──────── Extracted data ────────

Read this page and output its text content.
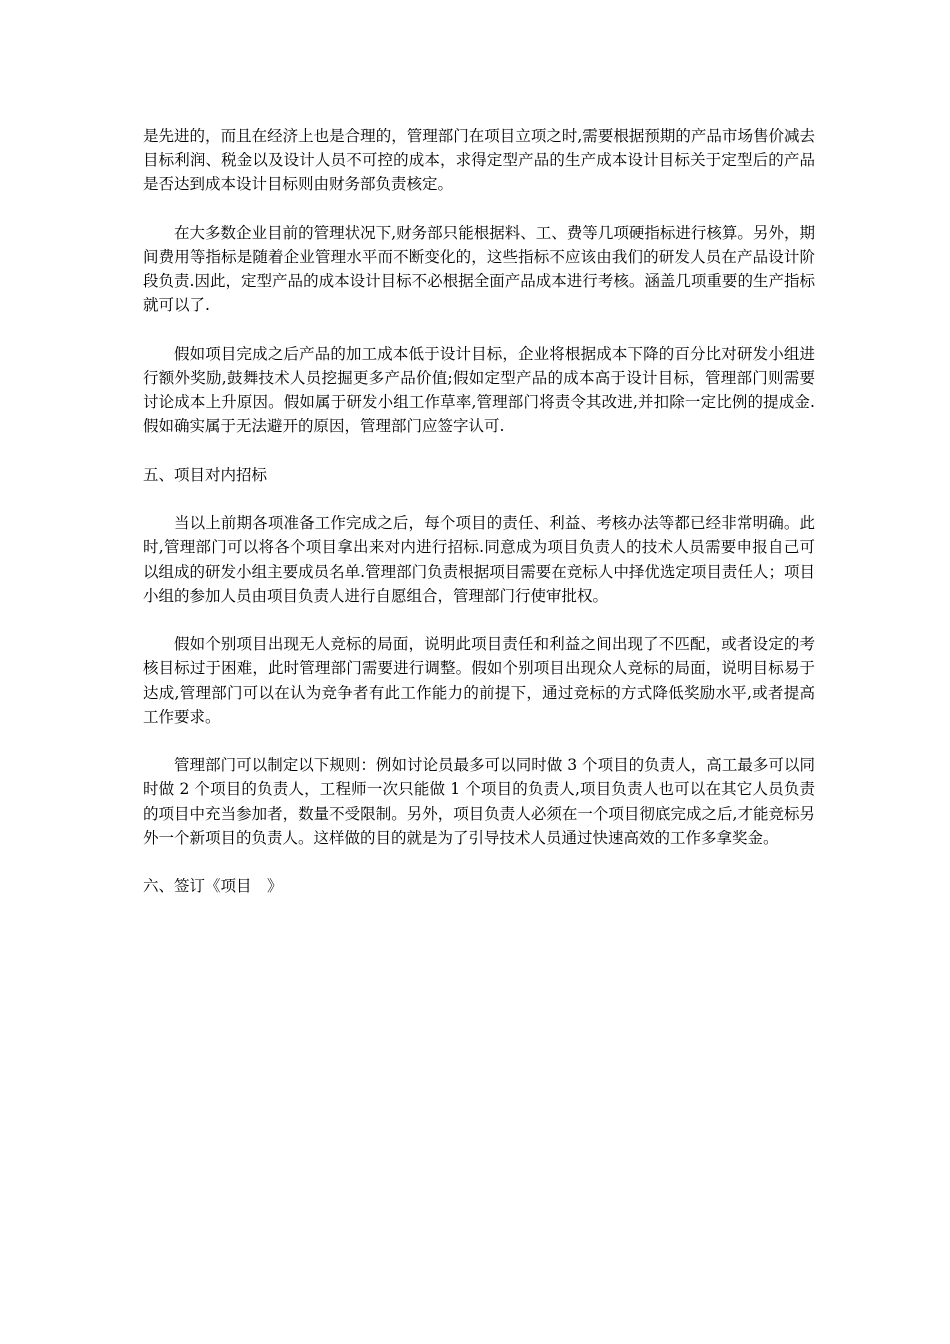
是先进的，而且在经济上也是合理的，管理部门在项目立项之时,需要根据预期的产品市场售价减去目标利润、税金以及设计人员不可控的成本，求得定型产品的生产成本设计目标关于定型后的产品是否达到成本设计目标则由财务部负责核定。

在大多数企业目前的管理状况下,财务部只能根据料、工、费等几项硬指标进行核算。另外，期间费用等指标是随着企业管理水平而不断变化的，这些指标不应该由我们的研发人员在产品设计阶段负责.因此，定型产品的成本设计目标不必根据全面产品成本进行考核。涵盖几项重要的生产指标就可以了.

假如项目完成之后产品的加工成本低于设计目标，企业将根据成本下降的百分比对研发小组进行额外奖励,鼓舞技术人员挖掘更多产品价值;假如定型产品的成本高于设计目标，管理部门则需要讨论成本上升原因。假如属于研发小组工作草率,管理部门将责令其改进,并扣除一定比例的提成金.假如确实属于无法避开的原因，管理部门应签字认可.

五、项目对内招标

当以上前期各项准备工作完成之后，每个项目的责任、利益、考核办法等都已经非常明确。此时,管理部门可以将各个项目拿出来对内进行招标.同意成为项目负责人的技术人员需要申报自己可以组成的研发小组主要成员名单.管理部门负责根据项目需要在竞标人中择优选定项目责任人；项目小组的参加人员由项目负责人进行自愿组合，管理部门行使审批权。

假如个别项目出现无人竞标的局面，说明此项目责任和利益之间出现了不匹配，或者设定的考核目标过于困难，此时管理部门需要进行调整。假如个别项目出现众人竞标的局面，说明目标易于达成,管理部门可以在认为竞争者有此工作能力的前提下，通过竞标的方式降低奖励水平,或者提高工作要求。

管理部门可以制定以下规则：例如讨论员最多可以同时做 3 个项目的负责人，高工最多可以同时做 2 个项目的负责人，工程师一次只能做 1 个项目的负责人,项目负责人也可以在其它人员负责的项目中充当参加者，数量不受限制。另外，项目负责人必须在一个项目彻底完成之后,才能竞标另外一个新项目的负责人。这样做的目的就是为了引导技术人员通过快速高效的工作多拿奖金。

六、签订《项目　》
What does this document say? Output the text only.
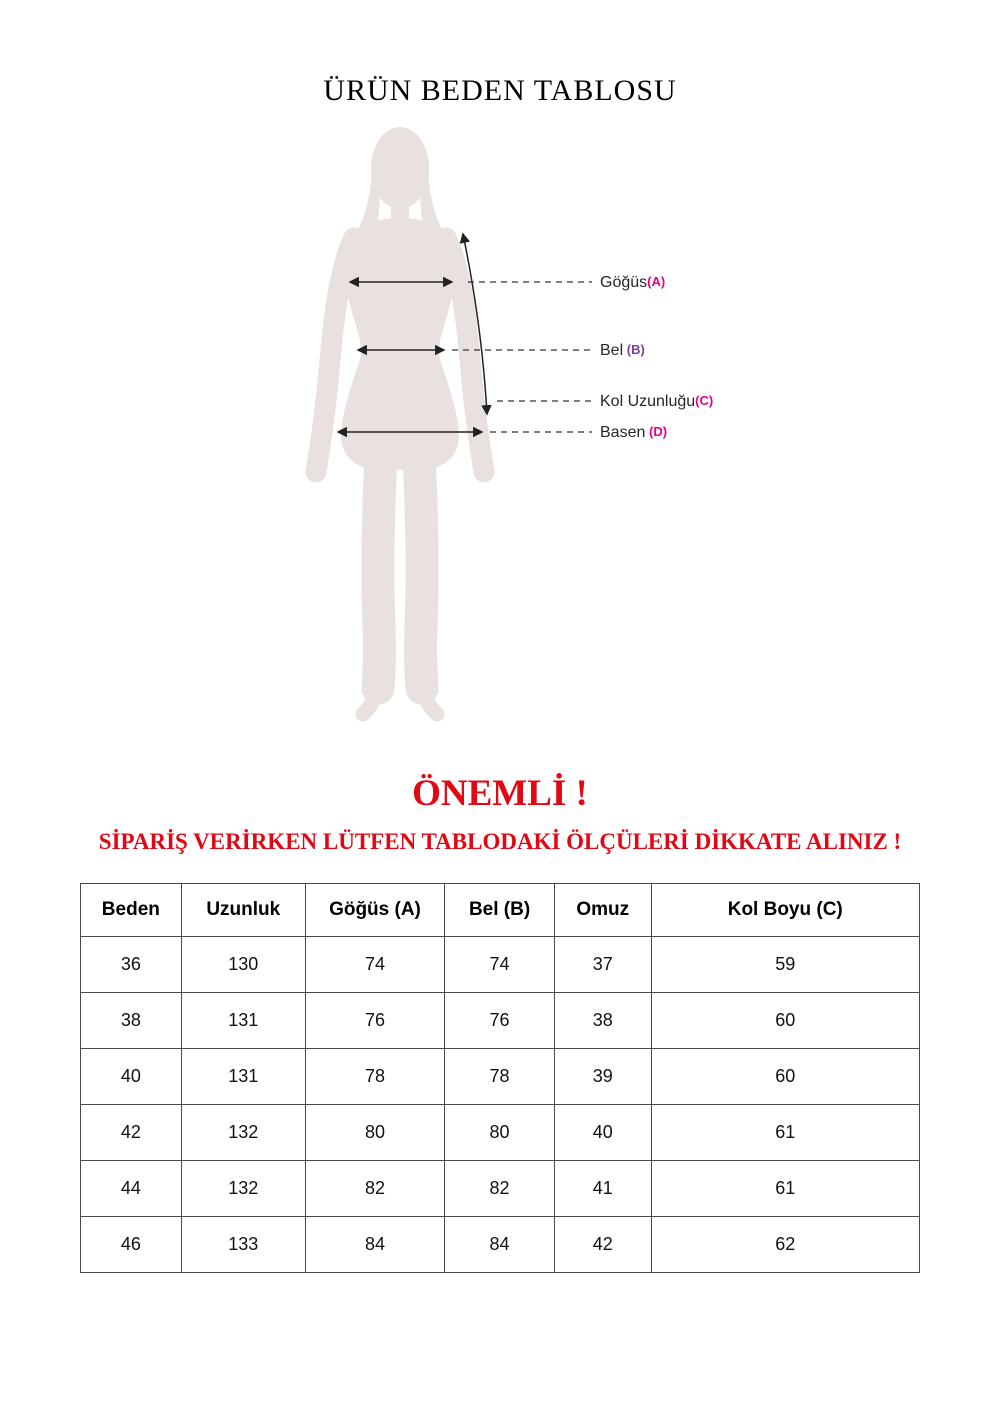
ÜRÜN BEDEN TABLOSU
Göğüs(A)
Bel (B)
Kol Uzunluğu(C)
Basen (D)
ÖNEMLİ !
SİPARİŞ VERİRKEN LÜTFEN TABLODAKİ ÖLÇÜLERİ DİKKATE ALINIZ !
Beden	Uzunluk	Göğüs (A)	Bel (B)	Omuz	Kol Boyu (C)
36	130	74	74	37	59
38	131	76	76	38	60
40	131	78	78	39	60
42	132	80	80	40	61
44	132	82	82	41	61
46	133	84	84	42	62
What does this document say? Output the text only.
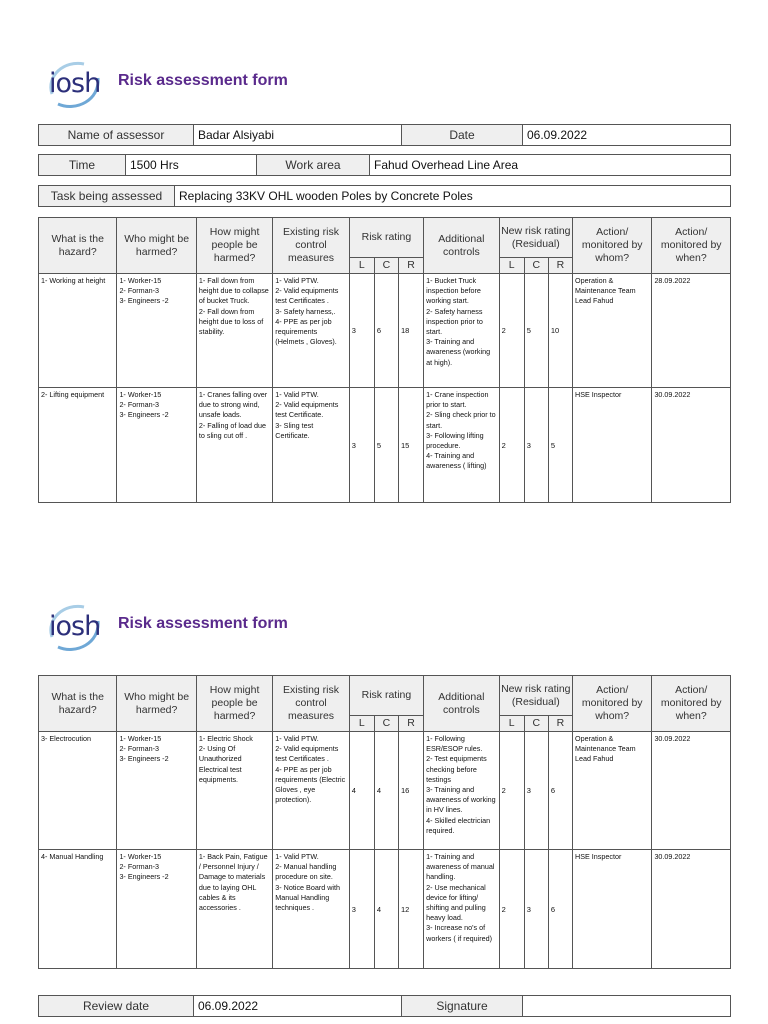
iosh Risk assessment form
Name of assessor	Badar Alsiyabi	Date	06.09.2022
Time	1500 Hrs	Work area	Fahud Overhead Line Area
Task being assessed	Replacing 33KV OHL wooden Poles by Concrete Poles
What is the hazard?	Who might be harmed?	How might people be harmed?	Existing risk control measures	Risk rating			Additional controls	New risk rating (Residual)			Action/ monitored by whom?	Action/ monitored by when?
				L	C	R		L	C	R		
1- Working at height	1- Worker-15
2- Forman-3
3- Engineers -2	1- Fall down from height due to collapse of bucket Truck.
2- Fall down from height due to loss of stability.	1- Valid PTW.
2- Valid equipments test Certificates .
3- Safety harness,.
4- PPE as per job requirements (Helmets , Gloves).	3	6	18	1- Bucket Truck inspection before working start.
2- Safety harness inspection prior to start.
3- Training and awareness (working at high).	2	5	10	Operation & Maintenance Team Lead Fahud	28.09.2022
2- Lifting equipment	1- Worker-15
2- Forman-3
3- Engineers -2	1- Cranes falling over due to strong wind, unsafe loads.
2- Falling of load due to sling cut off .	1- Valid PTW.
2- Valid equipments test Certificate.
3- Sling test Certificate.	3	5	15	1- Crane inspection prior to start.
2- Sling check prior to start.
3- Following lifting procedure.
4- Training and awareness ( lifting)	2	3	5	HSE Inspector	30.09.2022
iosh Risk assessment form
What is the hazard?	Who might be harmed?	How might people be harmed?	Existing risk control measures	Risk rating			Additional controls	New risk rating (Residual)			Action/ monitored by whom?	Action/ monitored by when?
				L	C	R		L	C	R		
3- Electrocution	1- Worker-15
2- Forman-3
3- Engineers -2	1- Electric Shock
2- Using Of Unauthorized Electrical test equipments.	1- Valid PTW.
2- Valid equipments test Certificates .
4- PPE as per job requirements (Electric Gloves , eye protection).	4	4	16	1- Following ESR/ESOP rules.
2- Test equipments checking before testings
3- Training and awareness of working in HV lines.
4- Skilled electrician required.	2	3	6	Operation & Maintenance Team Lead Fahud	30.09.2022
4- Manual Handling	1- Worker-15
2- Forman-3
3- Engineers -2	1- Back Pain, Fatigue / Personnel Injury / Damage to materials due to laying OHL cables & its accessories .	1- Valid PTW.
2- Manual handling procedure on site.
3- Notice Board with Manual Handling techniques .	3	4	12	1- Training and awareness of manual handling.
2- Use mechanical device for lifting/ shifting and pulling heavy load.
3- Increase no's of workers ( if required)	2	3	6	HSE Inspector	30.09.2022
Review date	06.09.2022	Signature	
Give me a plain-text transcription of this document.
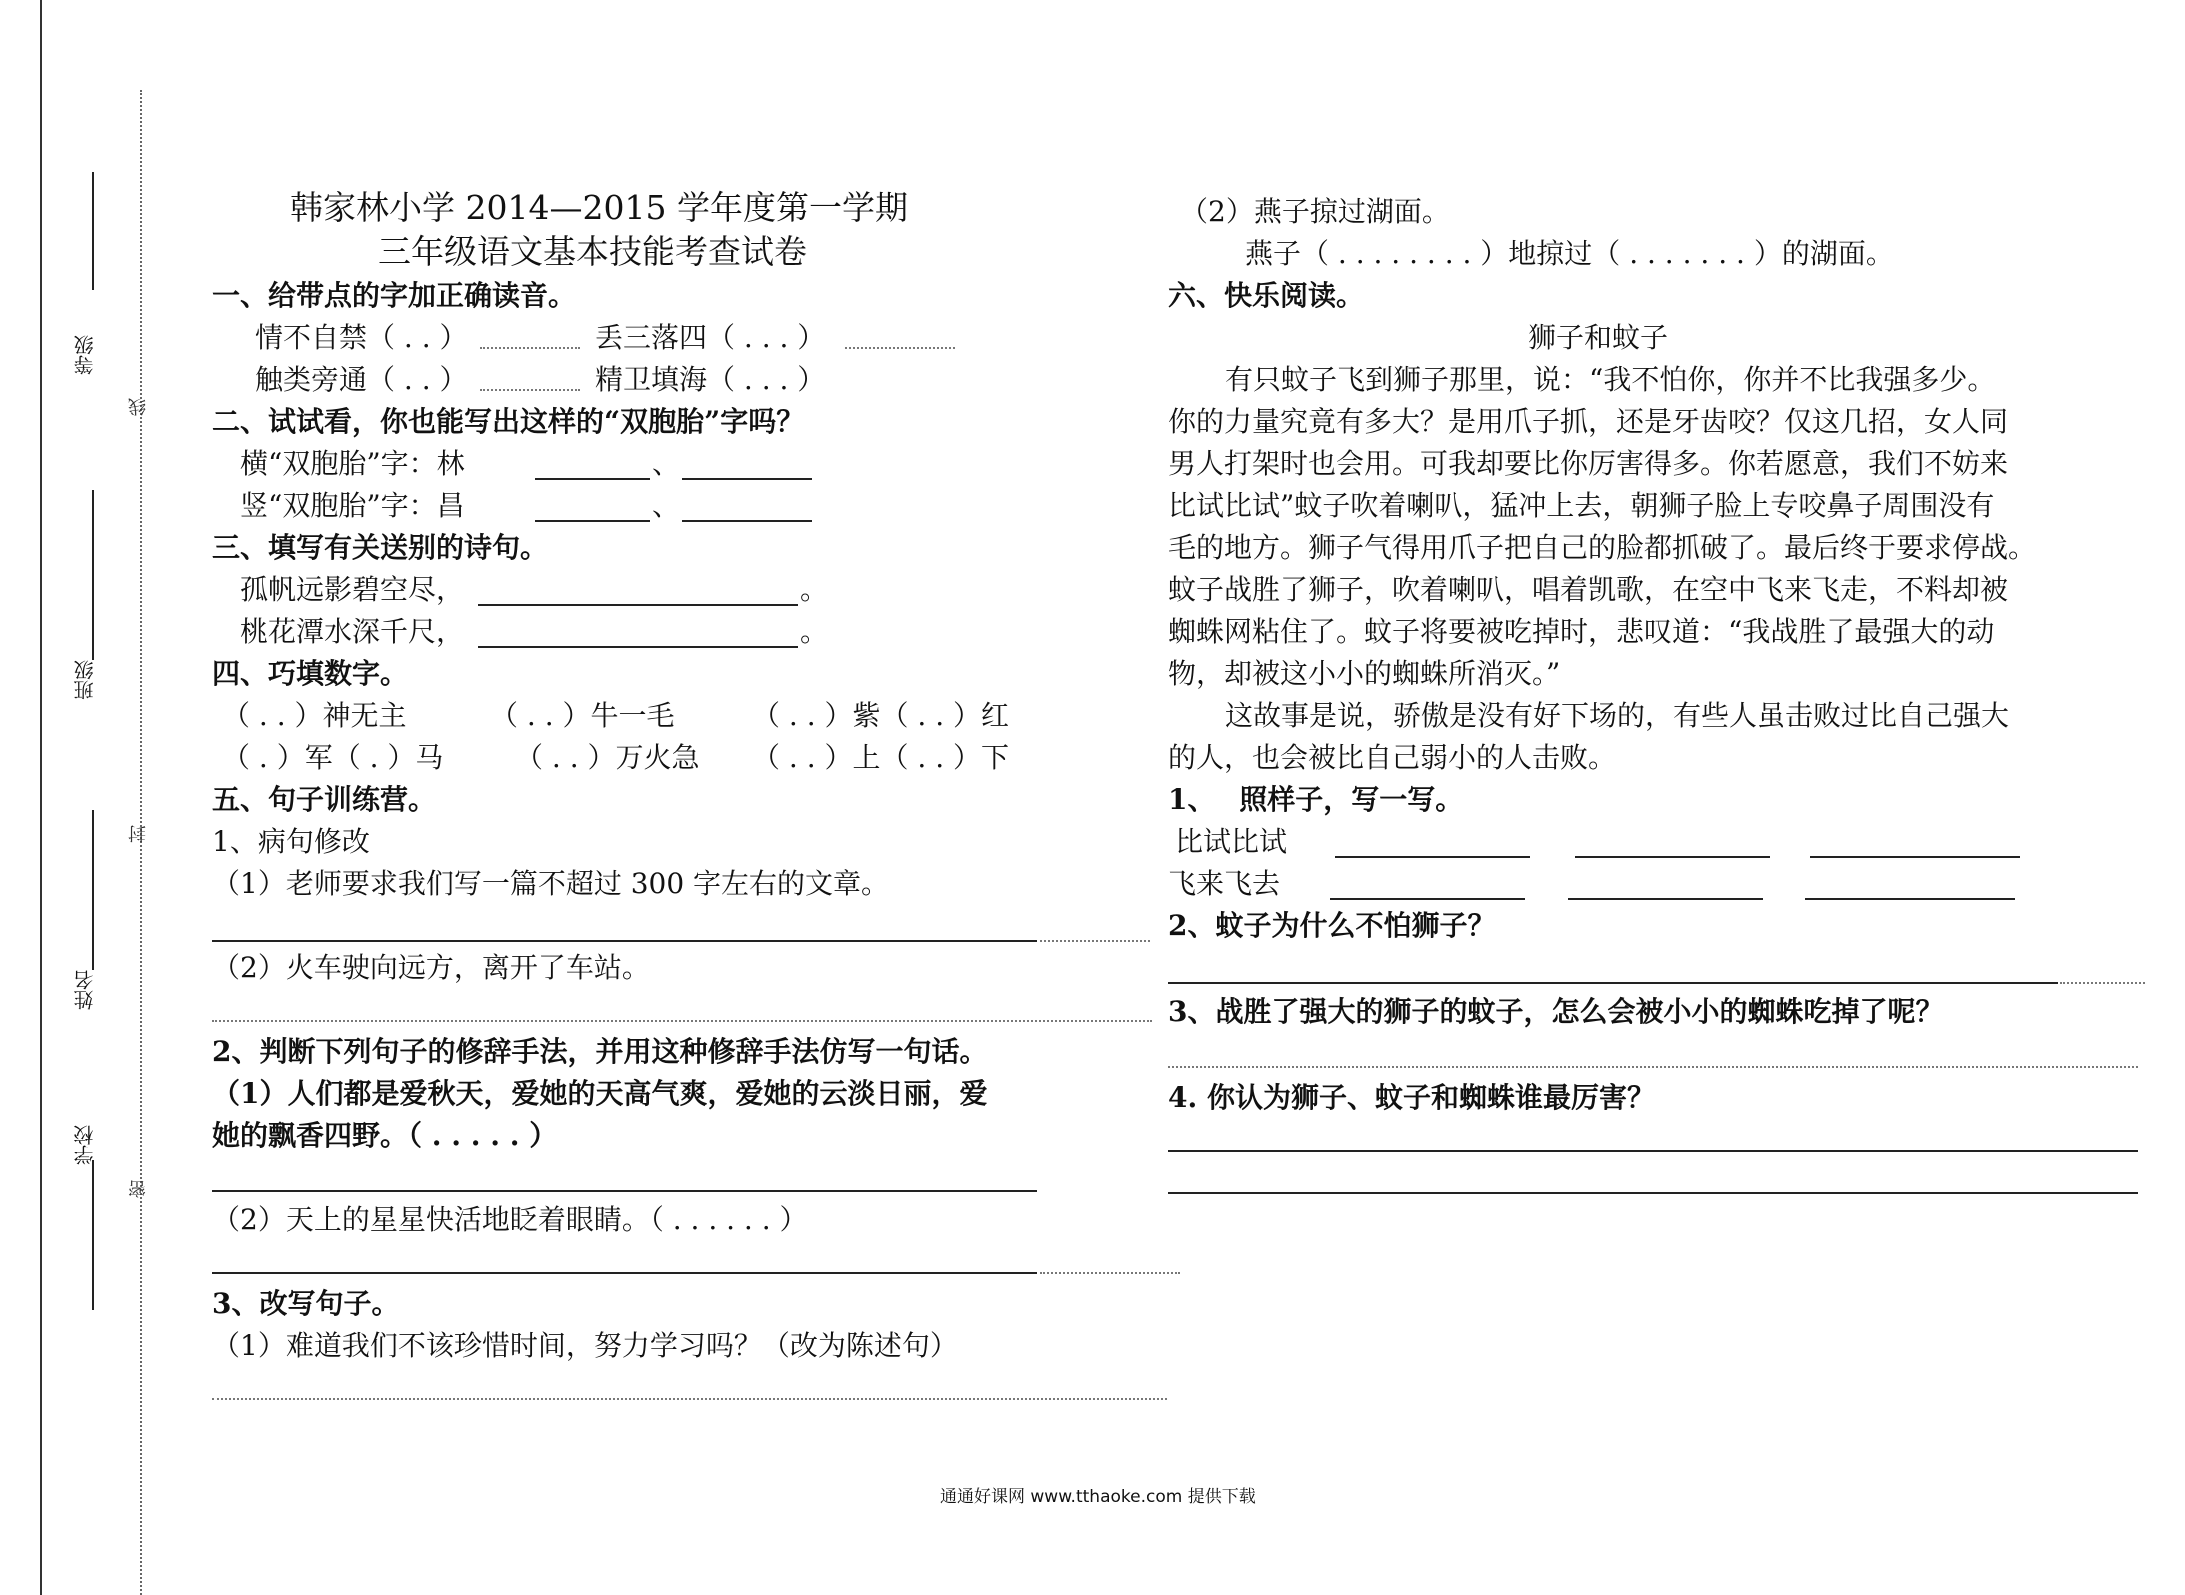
等级
班级
姓名
学校
线
封
密
韩家林小学 2014—2015 学年度第一学期
三年级语文基本技能考查试卷
一、给带点的字加正确读音。
情不自禁（ . . ）	丢三落四（ . . . ）
触类旁通（ . . ）	精卫填海（ . . . ）
二、试试看，你也能写出这样的“双胞胎”字吗？
横“双胞胎”字：林	、
竖“双胞胎”字：昌	、
三、填写有关送别的诗句。
孤帆远影碧空尽，	。
桃花潭水深千尺，	。
四、巧填数字。
（ . . ）神无主	（ . . ）牛一毛	（ . . ）紫（ . . ）红
（ . ）军（ . ）马	（ . . ）万火急 （ . . ）上（ . . ）下
五、句子训练营。
1、病句修改
（1）老师要求我们写一篇不超过 300 字左右的文章。
（2）火车驶向远方，离开了车站。
2、判断下列句子的修辞手法，并用这种修辞手法仿写一句话。
（1）人们都是爱秋天，爱她的天高气爽，爱她的云淡日丽，爱
她的飘香四野。（ . . . . . ）
（2）天上的星星快活地眨着眼睛。（ . . . . . . ）
3、改写句子。
（1）难道我们不该珍惜时间，努力学习吗？（改为陈述句）
（2）燕子掠过湖面。
燕子（ . . . . . . . . ）地掠过（ . . . . . . . ）的湖面。
六、快乐阅读。
狮子和蚊子
有只蚊子飞到狮子那里，说：“我不怕你，你并不比我强多少。
你的力量究竟有多大？是用爪子抓，还是牙齿咬？仅这几招，女人同
男人打架时也会用。可我却要比你厉害得多。你若愿意，我们不妨来
比试比试”蚊子吹着喇叭，猛冲上去，朝狮子脸上专咬鼻子周围没有
毛的地方。狮子气得用爪子把自己的脸都抓破了。最后终于要求停战。
蚊子战胜了狮子，吹着喇叭，唱着凯歌，在空中飞来飞走，不料却被
蜘蛛网粘住了。蚊子将要被吃掉时，悲叹道：“我战胜了最强大的动
物，却被这小小的蜘蛛所消灭。”
这故事是说，骄傲是没有好下场的，有些人虽击败过比自己强大
的人，也会被比自己弱小的人击败。
1、　 照样子，写一写。
比试比试
飞来飞去
2、蚊子为什么不怕狮子？
3、战胜了强大的狮子的蚊子，怎么会被小小的蜘蛛吃掉了呢？
4. 你认为狮子、蚊子和蜘蛛谁最厉害？
通通好课网 www.tthaoke.com 提供下载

────────

**The problem:**
Find every line containing the word "Inspector", then give the total and nothing more.

**Final result:**
2